Among the entries that follow, tally the lines with the string "this". Give no more than the number.

--

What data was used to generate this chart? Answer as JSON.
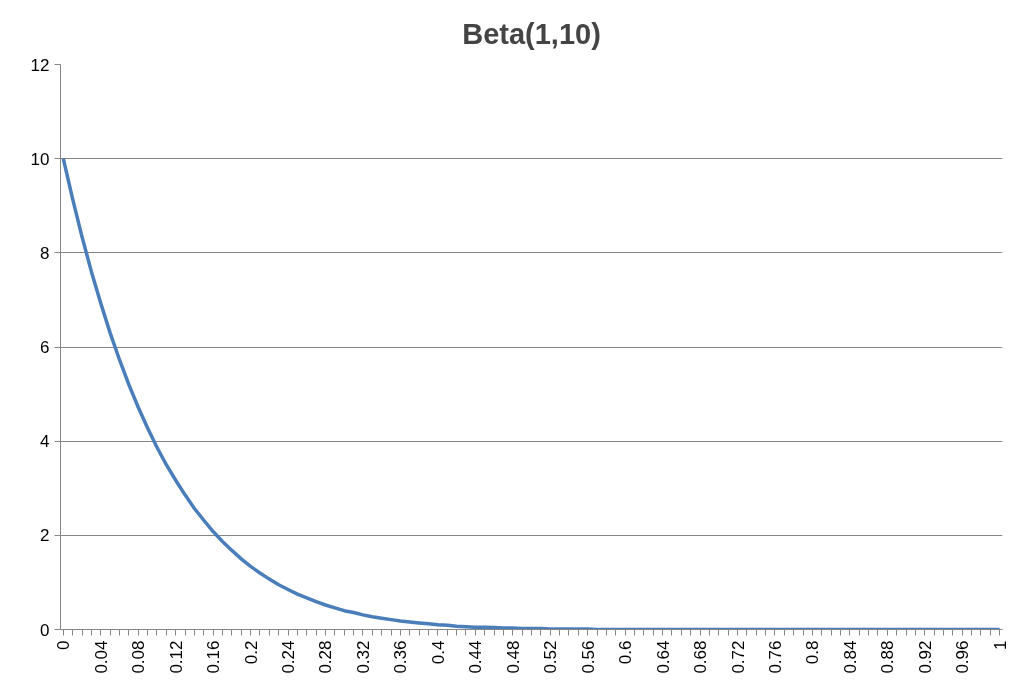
{
  "chart_data": {
    "type": "line",
    "title": "Beta(1,10)",
    "categories": [
      "0",
      null,
      null,
      null,
      "0.04",
      null,
      null,
      null,
      "0.08",
      null,
      null,
      null,
      "0.12",
      null,
      null,
      null,
      "0.16",
      null,
      null,
      null,
      "0.2",
      null,
      null,
      null,
      "0.24",
      null,
      null,
      null,
      "0.28",
      null,
      null,
      null,
      "0.32",
      null,
      null,
      null,
      "0.36",
      null,
      null,
      null,
      "0.4",
      null,
      null,
      null,
      "0.44",
      null,
      null,
      null,
      "0.48",
      null,
      null,
      null,
      "0.52",
      null,
      null,
      null,
      "0.56",
      null,
      null,
      null,
      "0.6",
      null,
      null,
      null,
      "0.64",
      null,
      null,
      null,
      "0.68",
      null,
      null,
      null,
      "0.72",
      null,
      null,
      null,
      "0.76",
      null,
      null,
      null,
      "0.8",
      null,
      null,
      null,
      "0.84",
      null,
      null,
      null,
      "0.88",
      null,
      null,
      null,
      "0.92",
      null,
      null,
      null,
      "0.96",
      null,
      null,
      null,
      "1"
    ],
    "series": [
      {
        "color": "#4a7ebb",
        "values": [
          10,
          9.14,
          8.34,
          7.6,
          6.93,
          6.3,
          5.73,
          5.2,
          4.72,
          4.28,
          3.87,
          3.5,
          3.17,
          2.86,
          2.57,
          2.32,
          2.08,
          1.87,
          1.68,
          1.5,
          1.34,
          1.2,
          1.07,
          0.95,
          0.85,
          0.75,
          0.67,
          0.59,
          0.52,
          0.46,
          0.4,
          0.36,
          0.31,
          0.27,
          0.24,
          0.21,
          0.18,
          0.16,
          0.14,
          0.12,
          0.1,
          0.09,
          0.07,
          0.06,
          0.05,
          0.05,
          0.04,
          0.03,
          0.03,
          0.02,
          0.02,
          0.02,
          0.01,
          0.01,
          0.01,
          0.01,
          0.01,
          0,
          0,
          0,
          0,
          0,
          0,
          0,
          0,
          0,
          0,
          0,
          0,
          0,
          0,
          0,
          0,
          0,
          0,
          0,
          0,
          0,
          0,
          0,
          0,
          0,
          0,
          0,
          0,
          0,
          0,
          0,
          0,
          0,
          0,
          0,
          0,
          0,
          0,
          0,
          0,
          0,
          0,
          0,
          0
        ]
      }
    ],
    "ylim": [
      0,
      12
    ],
    "yticks": [
      0,
      2,
      4,
      6,
      8,
      10,
      12
    ],
    "grid": "y"
  }
}
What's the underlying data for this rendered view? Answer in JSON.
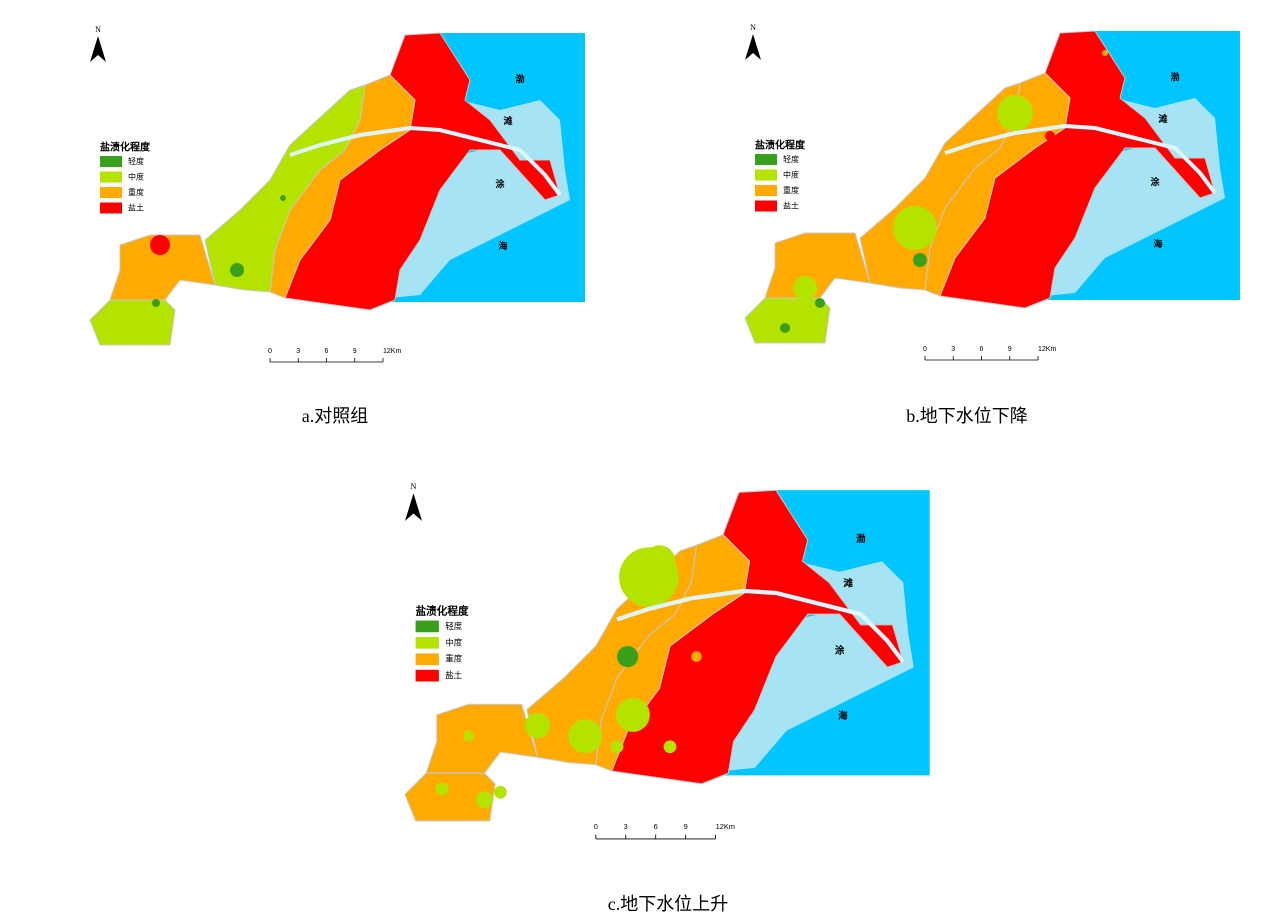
{
  "panels": [
    {
      "caption": "a.对照组",
      "north": "N",
      "legend": {
        "title": "盐渍化程度",
        "items": [
          {
            "label": "轻度",
            "color": "#3aa01c"
          },
          {
            "label": "中度",
            "color": "#b4e300"
          },
          {
            "label": "重度",
            "color": "#ffaa00"
          },
          {
            "label": "盐土",
            "color": "#ff0000"
          }
        ]
      },
      "sea_labels": [
        "渤",
        "滩",
        "涂",
        "海"
      ],
      "scale_labels": [
        "0",
        "3",
        "6",
        "9",
        "12Km"
      ]
    },
    {
      "caption": "b.地下水位下降",
      "north": "N",
      "legend": {
        "title": "盐渍化程度",
        "items": [
          {
            "label": "轻度",
            "color": "#3aa01c"
          },
          {
            "label": "中度",
            "color": "#b4e300"
          },
          {
            "label": "重度",
            "color": "#ffaa00"
          },
          {
            "label": "盐土",
            "color": "#ff0000"
          }
        ]
      },
      "sea_labels": [
        "渤",
        "滩",
        "涂",
        "海"
      ],
      "scale_labels": [
        "0",
        "3",
        "6",
        "9",
        "12Km"
      ]
    },
    {
      "caption": "c.地下水位上升",
      "north": "N",
      "legend": {
        "title": "盐渍化程度",
        "items": [
          {
            "label": "轻度",
            "color": "#3aa01c"
          },
          {
            "label": "中度",
            "color": "#b4e300"
          },
          {
            "label": "重度",
            "color": "#ffaa00"
          },
          {
            "label": "盐土",
            "color": "#ff0000"
          }
        ]
      },
      "sea_labels": [
        "渤",
        "滩",
        "涂",
        "海"
      ],
      "scale_labels": [
        "0",
        "3",
        "6",
        "9",
        "12Km"
      ]
    }
  ]
}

--

• [Task answer] 2